■ REQUIREMENTS ■
Search the material below for the word "kind" and copy every line in which it occurs.

(Stored entries)
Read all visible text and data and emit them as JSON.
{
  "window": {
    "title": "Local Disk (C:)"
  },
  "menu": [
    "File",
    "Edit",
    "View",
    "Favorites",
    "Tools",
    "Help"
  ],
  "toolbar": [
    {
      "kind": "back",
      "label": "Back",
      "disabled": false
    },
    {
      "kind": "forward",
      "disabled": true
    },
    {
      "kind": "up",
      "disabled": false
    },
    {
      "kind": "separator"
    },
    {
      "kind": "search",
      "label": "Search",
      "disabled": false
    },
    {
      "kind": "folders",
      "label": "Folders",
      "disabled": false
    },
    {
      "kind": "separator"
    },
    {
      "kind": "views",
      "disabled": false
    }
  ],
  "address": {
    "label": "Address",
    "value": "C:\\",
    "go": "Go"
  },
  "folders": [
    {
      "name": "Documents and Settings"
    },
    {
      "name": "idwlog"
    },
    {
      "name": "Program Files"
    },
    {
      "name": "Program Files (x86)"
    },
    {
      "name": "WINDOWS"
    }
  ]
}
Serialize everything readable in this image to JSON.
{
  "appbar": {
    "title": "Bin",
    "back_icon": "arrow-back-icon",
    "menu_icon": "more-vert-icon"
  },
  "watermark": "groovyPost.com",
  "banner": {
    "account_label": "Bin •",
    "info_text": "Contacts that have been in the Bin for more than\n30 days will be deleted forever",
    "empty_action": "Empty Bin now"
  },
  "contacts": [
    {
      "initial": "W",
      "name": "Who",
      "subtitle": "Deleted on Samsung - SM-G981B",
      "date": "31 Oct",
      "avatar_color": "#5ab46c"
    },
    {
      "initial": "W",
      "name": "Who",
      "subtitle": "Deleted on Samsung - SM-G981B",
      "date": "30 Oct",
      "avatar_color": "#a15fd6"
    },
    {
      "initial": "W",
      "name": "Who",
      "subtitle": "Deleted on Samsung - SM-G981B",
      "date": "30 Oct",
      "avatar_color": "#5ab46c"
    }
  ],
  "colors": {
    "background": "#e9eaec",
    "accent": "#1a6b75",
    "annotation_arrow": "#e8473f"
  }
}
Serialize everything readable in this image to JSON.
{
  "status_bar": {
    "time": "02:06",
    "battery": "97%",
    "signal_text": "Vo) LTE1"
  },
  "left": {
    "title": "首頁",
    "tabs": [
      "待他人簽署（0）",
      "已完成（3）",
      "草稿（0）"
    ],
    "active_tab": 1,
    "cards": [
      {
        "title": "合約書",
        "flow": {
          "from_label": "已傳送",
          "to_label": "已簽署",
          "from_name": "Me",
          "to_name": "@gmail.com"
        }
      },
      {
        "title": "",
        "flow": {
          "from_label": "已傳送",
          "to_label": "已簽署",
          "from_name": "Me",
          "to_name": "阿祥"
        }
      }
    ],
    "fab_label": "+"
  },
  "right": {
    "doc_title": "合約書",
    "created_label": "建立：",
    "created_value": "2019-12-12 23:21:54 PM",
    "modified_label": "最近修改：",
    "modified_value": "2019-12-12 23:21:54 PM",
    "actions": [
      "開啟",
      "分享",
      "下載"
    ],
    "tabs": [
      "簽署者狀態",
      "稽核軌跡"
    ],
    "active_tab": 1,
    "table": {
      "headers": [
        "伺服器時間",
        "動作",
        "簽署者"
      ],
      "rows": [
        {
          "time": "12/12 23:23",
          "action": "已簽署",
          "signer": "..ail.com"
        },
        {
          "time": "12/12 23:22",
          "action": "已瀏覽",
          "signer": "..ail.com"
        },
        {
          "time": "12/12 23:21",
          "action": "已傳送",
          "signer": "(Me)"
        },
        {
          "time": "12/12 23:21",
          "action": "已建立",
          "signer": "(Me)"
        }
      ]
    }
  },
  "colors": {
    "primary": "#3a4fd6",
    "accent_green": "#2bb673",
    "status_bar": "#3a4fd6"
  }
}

■ RESULT OF THE EXERCISE ■
      "kind": "back",
      "kind": "forward",
      "kind": "up",
      "kind": "separator"
      "kind": "search",
      "kind": "folders",
      "kind": "separator"
      "kind": "views",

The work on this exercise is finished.